What is asked: List, from the lines below, each one with "screenshot" in it.

Supplied data:
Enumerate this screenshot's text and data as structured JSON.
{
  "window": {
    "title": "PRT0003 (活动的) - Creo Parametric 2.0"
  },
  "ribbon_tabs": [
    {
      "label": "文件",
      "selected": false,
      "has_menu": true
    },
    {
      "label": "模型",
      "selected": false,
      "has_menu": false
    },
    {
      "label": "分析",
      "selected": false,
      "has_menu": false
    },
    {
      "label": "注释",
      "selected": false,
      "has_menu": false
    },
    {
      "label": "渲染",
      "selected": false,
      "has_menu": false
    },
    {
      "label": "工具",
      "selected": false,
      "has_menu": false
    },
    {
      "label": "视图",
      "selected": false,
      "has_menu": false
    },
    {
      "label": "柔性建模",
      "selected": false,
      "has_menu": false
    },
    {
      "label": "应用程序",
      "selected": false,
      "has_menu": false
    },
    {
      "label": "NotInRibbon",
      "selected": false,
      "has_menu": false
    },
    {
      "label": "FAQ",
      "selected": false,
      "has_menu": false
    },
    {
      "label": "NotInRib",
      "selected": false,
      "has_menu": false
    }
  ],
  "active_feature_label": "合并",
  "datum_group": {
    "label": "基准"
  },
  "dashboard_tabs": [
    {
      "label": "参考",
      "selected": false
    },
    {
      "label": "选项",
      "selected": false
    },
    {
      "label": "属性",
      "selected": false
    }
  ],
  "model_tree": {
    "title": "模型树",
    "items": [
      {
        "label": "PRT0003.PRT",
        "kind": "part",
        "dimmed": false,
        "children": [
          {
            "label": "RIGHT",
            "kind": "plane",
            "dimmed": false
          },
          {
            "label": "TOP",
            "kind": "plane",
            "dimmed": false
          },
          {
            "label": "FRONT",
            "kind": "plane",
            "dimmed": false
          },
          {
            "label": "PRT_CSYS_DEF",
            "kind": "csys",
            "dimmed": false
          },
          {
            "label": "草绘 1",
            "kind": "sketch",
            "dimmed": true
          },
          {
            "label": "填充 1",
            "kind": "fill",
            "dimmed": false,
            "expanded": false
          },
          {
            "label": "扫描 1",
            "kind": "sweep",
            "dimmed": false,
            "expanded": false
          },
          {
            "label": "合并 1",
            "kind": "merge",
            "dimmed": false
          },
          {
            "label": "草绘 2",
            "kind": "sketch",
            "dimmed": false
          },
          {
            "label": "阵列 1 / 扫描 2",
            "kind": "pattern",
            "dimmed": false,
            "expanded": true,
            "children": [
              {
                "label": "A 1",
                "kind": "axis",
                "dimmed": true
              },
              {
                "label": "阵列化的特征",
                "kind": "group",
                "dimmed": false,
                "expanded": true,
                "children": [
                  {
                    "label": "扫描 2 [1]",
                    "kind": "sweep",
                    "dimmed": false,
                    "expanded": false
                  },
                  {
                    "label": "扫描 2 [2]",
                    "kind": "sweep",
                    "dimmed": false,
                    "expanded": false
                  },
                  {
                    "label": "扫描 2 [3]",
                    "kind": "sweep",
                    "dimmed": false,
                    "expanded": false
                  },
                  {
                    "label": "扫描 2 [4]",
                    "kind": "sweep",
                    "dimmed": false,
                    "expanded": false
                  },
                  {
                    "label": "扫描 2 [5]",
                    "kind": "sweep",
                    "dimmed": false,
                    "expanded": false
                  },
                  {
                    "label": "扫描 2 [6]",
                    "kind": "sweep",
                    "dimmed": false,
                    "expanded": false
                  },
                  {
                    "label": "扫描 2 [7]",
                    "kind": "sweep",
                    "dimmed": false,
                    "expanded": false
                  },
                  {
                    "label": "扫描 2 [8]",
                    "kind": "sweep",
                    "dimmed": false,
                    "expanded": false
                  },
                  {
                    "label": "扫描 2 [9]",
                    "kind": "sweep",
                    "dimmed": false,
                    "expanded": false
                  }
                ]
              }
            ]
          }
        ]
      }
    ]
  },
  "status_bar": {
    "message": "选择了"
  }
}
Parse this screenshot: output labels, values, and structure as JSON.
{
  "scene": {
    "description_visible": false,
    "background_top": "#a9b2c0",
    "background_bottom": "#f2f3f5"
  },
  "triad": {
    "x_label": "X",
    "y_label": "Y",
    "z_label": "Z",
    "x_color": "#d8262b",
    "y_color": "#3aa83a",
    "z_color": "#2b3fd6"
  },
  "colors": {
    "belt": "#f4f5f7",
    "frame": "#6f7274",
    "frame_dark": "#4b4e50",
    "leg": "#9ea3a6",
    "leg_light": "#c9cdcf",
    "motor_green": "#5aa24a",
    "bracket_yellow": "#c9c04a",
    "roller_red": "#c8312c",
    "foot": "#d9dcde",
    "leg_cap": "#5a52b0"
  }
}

Solution below:
Enumerate this screenshot's text and data as structured JSON.
Parse this screenshot: output labels, values, and structure as JSON.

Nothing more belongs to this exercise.